* Required work
Copy out all of the data below with no alterations.

»»

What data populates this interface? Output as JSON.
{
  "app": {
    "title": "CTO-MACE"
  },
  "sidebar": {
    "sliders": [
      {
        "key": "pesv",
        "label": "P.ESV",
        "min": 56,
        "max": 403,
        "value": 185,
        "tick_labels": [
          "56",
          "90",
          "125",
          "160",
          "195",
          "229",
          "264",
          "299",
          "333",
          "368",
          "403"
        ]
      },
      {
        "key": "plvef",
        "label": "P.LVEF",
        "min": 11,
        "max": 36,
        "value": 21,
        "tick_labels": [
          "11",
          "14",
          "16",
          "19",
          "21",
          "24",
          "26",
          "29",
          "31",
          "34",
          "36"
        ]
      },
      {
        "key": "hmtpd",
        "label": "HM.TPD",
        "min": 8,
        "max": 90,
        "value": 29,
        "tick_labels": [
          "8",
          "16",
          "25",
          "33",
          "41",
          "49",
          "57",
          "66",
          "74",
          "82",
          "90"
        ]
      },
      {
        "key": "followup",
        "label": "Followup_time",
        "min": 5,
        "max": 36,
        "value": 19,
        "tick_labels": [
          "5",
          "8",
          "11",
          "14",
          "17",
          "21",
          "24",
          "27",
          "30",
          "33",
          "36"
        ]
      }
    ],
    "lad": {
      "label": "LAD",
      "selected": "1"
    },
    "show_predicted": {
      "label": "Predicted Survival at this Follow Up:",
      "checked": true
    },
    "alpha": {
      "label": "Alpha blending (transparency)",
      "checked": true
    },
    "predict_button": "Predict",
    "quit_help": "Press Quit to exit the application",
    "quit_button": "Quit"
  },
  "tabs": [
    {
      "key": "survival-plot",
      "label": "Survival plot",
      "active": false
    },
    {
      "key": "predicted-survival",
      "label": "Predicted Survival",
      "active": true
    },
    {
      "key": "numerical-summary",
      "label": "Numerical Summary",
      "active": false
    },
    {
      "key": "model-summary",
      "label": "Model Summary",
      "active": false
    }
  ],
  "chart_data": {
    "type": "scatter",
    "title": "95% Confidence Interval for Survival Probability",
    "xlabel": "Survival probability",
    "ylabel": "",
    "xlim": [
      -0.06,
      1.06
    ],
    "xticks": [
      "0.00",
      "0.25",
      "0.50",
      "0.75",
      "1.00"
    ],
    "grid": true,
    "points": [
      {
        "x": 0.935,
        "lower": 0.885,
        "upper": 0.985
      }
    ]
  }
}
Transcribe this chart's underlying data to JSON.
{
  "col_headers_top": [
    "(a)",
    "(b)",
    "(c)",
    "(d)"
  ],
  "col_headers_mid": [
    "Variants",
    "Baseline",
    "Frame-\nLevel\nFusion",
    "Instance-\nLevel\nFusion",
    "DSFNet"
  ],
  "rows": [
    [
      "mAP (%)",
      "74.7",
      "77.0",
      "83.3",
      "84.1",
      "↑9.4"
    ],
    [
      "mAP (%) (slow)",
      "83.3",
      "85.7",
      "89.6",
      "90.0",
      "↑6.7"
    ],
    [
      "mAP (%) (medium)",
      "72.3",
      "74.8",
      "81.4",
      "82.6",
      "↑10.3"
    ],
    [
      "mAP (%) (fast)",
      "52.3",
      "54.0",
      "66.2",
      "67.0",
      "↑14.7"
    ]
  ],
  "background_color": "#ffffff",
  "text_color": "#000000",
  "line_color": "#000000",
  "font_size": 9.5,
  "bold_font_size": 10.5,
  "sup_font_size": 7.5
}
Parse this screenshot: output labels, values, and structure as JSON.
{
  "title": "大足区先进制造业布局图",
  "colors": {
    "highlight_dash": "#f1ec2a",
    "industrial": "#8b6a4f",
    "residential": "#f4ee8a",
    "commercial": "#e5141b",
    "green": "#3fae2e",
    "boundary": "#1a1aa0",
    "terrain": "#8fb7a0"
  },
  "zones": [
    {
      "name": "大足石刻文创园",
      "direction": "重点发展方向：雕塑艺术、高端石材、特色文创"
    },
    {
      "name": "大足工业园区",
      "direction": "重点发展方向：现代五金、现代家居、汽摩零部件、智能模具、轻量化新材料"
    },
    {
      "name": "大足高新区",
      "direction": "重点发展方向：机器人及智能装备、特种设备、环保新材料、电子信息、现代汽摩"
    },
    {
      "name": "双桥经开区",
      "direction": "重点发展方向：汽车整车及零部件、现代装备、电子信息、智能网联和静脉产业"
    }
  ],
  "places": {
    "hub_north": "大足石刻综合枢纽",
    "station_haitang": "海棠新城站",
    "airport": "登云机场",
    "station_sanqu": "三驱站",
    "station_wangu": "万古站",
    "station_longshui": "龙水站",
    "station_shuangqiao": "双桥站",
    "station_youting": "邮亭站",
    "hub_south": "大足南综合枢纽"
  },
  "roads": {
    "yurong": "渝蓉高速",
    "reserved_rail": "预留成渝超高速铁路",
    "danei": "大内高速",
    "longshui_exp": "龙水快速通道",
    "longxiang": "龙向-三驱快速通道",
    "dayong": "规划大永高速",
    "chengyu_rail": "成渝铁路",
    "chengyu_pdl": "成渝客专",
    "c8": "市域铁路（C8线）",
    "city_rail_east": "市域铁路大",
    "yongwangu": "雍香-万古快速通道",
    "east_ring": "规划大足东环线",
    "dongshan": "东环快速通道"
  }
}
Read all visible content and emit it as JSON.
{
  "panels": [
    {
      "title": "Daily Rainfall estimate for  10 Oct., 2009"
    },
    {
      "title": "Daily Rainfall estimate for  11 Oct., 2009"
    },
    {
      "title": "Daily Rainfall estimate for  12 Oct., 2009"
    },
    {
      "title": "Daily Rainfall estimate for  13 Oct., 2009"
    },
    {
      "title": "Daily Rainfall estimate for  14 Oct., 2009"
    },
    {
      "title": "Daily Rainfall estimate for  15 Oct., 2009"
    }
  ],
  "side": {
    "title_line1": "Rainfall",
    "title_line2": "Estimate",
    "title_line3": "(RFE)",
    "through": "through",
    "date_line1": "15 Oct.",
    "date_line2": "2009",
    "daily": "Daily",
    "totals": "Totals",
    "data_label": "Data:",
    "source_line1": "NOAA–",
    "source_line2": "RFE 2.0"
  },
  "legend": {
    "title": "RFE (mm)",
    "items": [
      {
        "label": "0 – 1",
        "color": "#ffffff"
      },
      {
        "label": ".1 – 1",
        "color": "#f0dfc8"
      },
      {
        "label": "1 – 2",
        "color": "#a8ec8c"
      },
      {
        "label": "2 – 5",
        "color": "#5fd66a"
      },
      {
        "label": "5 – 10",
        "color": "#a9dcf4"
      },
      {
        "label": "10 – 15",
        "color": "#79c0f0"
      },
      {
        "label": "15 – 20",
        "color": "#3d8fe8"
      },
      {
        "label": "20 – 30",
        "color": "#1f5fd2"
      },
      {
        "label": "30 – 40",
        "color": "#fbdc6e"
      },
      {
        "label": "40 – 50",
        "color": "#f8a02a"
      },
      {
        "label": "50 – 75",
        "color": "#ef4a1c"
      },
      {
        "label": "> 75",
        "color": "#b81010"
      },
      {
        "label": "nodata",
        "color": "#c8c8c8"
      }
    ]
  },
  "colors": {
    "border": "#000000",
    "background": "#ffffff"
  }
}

««

* Worked solution
What data populates this interface? Output as JSON.
{
  "app": {
    "title": "CTO-MACE"
  },
  "sidebar": {
    "sliders": [
      {
        "key": "pesv",
        "label": "P.ESV",
        "min": 56,
        "max": 403,
        "value": 185,
        "tick_labels": [
          "56",
          "90",
          "125",
          "160",
          "195",
          "229",
          "264",
          "299",
          "333",
          "368",
          "403"
        ]
      },
      {
        "key": "plvef",
        "label": "P.LVEF",
        "min": 11,
        "max": 36,
        "value": 21,
        "tick_labels": [
          "11",
          "14",
          "16",
          "19",
          "21",
          "24",
          "26",
          "29",
          "31",
          "34",
          "36"
        ]
      },
      {
        "key": "hmtpd",
        "label": "HM.TPD",
        "min": 8,
        "max": 90,
        "value": 29,
        "tick_labels": [
          "8",
          "16",
          "25",
          "33",
          "41",
          "49",
          "57",
          "66",
          "74",
          "82",
          "90"
        ]
      },
      {
        "key": "followup",
        "label": "Followup_time",
        "min": 5,
        "max": 36,
        "value": 19,
        "tick_labels": [
          "5",
          "8",
          "11",
          "14",
          "17",
          "21",
          "24",
          "27",
          "30",
          "33",
          "36"
        ]
      }
    ],
    "lad": {
      "label": "LAD",
      "selected": "1"
    },
    "show_predicted": {
      "label": "Predicted Survival at this Follow Up:",
      "checked": true
    },
    "alpha": {
      "label": "Alpha blending (transparency)",
      "checked": true
    },
    "predict_button": "Predict",
    "quit_help": "Press Quit to exit the application",
    "quit_button": "Quit"
  },
  "tabs": [
    {
      "key": "survival-plot",
      "label": "Survival plot",
      "active": false
    },
    {
      "key": "predicted-survival",
      "label": "Predicted Survival",
      "active": true
    },
    {
      "key": "numerical-summary",
      "label": "Numerical Summary",
      "active": false
    },
    {
      "key": "model-summary",
      "label": "Model Summary",
      "active": false
    }
  ],
  "chart_data": {
    "type": "scatter",
    "title": "95% Confidence Interval for Survival Probability",
    "xlabel": "Survival probability",
    "ylabel": "",
    "xlim": [
      -0.06,
      1.06
    ],
    "xticks": [
      "0.00",
      "0.25",
      "0.50",
      "0.75",
      "1.00"
    ],
    "grid": true,
    "points": [
      {
        "x": 0.935,
        "lower": 0.885,
        "upper": 0.985
      }
    ]
  }
}
Transcribe this chart's underlying data to JSON.
{
  "col_headers_top": [
    "(a)",
    "(b)",
    "(c)",
    "(d)"
  ],
  "col_headers_mid": [
    "Variants",
    "Baseline",
    "Frame-\nLevel\nFusion",
    "Instance-\nLevel\nFusion",
    "DSFNet"
  ],
  "rows": [
    [
      "mAP (%)",
      "74.7",
      "77.0",
      "83.3",
      "84.1",
      "↑9.4"
    ],
    [
      "mAP (%) (slow)",
      "83.3",
      "85.7",
      "89.6",
      "90.0",
      "↑6.7"
    ],
    [
      "mAP (%) (medium)",
      "72.3",
      "74.8",
      "81.4",
      "82.6",
      "↑10.3"
    ],
    [
      "mAP (%) (fast)",
      "52.3",
      "54.0",
      "66.2",
      "67.0",
      "↑14.7"
    ]
  ],
  "background_color": "#ffffff",
  "text_color": "#000000",
  "line_color": "#000000",
  "font_size": 9.5,
  "bold_font_size": 10.5,
  "sup_font_size": 7.5
}
Parse this screenshot: output labels, values, and structure as JSON.
{
  "title": "大足区先进制造业布局图",
  "colors": {
    "highlight_dash": "#f1ec2a",
    "industrial": "#8b6a4f",
    "residential": "#f4ee8a",
    "commercial": "#e5141b",
    "green": "#3fae2e",
    "boundary": "#1a1aa0",
    "terrain": "#8fb7a0"
  },
  "zones": [
    {
      "name": "大足石刻文创园",
      "direction": "重点发展方向：雕塑艺术、高端石材、特色文创"
    },
    {
      "name": "大足工业园区",
      "direction": "重点发展方向：现代五金、现代家居、汽摩零部件、智能模具、轻量化新材料"
    },
    {
      "name": "大足高新区",
      "direction": "重点发展方向：机器人及智能装备、特种设备、环保新材料、电子信息、现代汽摩"
    },
    {
      "name": "双桥经开区",
      "direction": "重点发展方向：汽车整车及零部件、现代装备、电子信息、智能网联和静脉产业"
    }
  ],
  "places": {
    "hub_north": "大足石刻综合枢纽",
    "station_haitang": "海棠新城站",
    "airport": "登云机场",
    "station_sanqu": "三驱站",
    "station_wangu": "万古站",
    "station_longshui": "龙水站",
    "station_shuangqiao": "双桥站",
    "station_youting": "邮亭站",
    "hub_south": "大足南综合枢纽"
  },
  "roads": {
    "yurong": "渝蓉高速",
    "reserved_rail": "预留成渝超高速铁路",
    "danei": "大内高速",
    "longshui_exp": "龙水快速通道",
    "longxiang": "龙向-三驱快速通道",
    "dayong": "规划大永高速",
    "chengyu_rail": "成渝铁路",
    "chengyu_pdl": "成渝客专",
    "c8": "市域铁路（C8线）",
    "city_rail_east": "市域铁路大",
    "yongwangu": "雍香-万古快速通道",
    "east_ring": "规划大足东环线",
    "dongshan": "东环快速通道"
  }
}
Read all visible content and emit it as JSON.
{
  "panels": [
    {
      "title": "Daily Rainfall estimate for  10 Oct., 2009"
    },
    {
      "title": "Daily Rainfall estimate for  11 Oct., 2009"
    },
    {
      "title": "Daily Rainfall estimate for  12 Oct., 2009"
    },
    {
      "title": "Daily Rainfall estimate for  13 Oct., 2009"
    },
    {
      "title": "Daily Rainfall estimate for  14 Oct., 2009"
    },
    {
      "title": "Daily Rainfall estimate for  15 Oct., 2009"
    }
  ],
  "side": {
    "title_line1": "Rainfall",
    "title_line2": "Estimate",
    "title_line3": "(RFE)",
    "through": "through",
    "date_line1": "15 Oct.",
    "date_line2": "2009",
    "daily": "Daily",
    "totals": "Totals",
    "data_label": "Data:",
    "source_line1": "NOAA–",
    "source_line2": "RFE 2.0"
  },
  "legend": {
    "title": "RFE (mm)",
    "items": [
      {
        "label": "0 – 1",
        "color": "#ffffff"
      },
      {
        "label": ".1 – 1",
        "color": "#f0dfc8"
      },
      {
        "label": "1 – 2",
        "color": "#a8ec8c"
      },
      {
        "label": "2 – 5",
        "color": "#5fd66a"
      },
      {
        "label": "5 – 10",
        "color": "#a9dcf4"
      },
      {
        "label": "10 – 15",
        "color": "#79c0f0"
      },
      {
        "label": "15 – 20",
        "color": "#3d8fe8"
      },
      {
        "label": "20 – 30",
        "color": "#1f5fd2"
      },
      {
        "label": "30 – 40",
        "color": "#fbdc6e"
      },
      {
        "label": "40 – 50",
        "color": "#f8a02a"
      },
      {
        "label": "50 – 75",
        "color": "#ef4a1c"
      },
      {
        "label": "> 75",
        "color": "#b81010"
      },
      {
        "label": "nodata",
        "color": "#c8c8c8"
      }
    ]
  },
  "colors": {
    "border": "#000000",
    "background": "#ffffff"
  }
}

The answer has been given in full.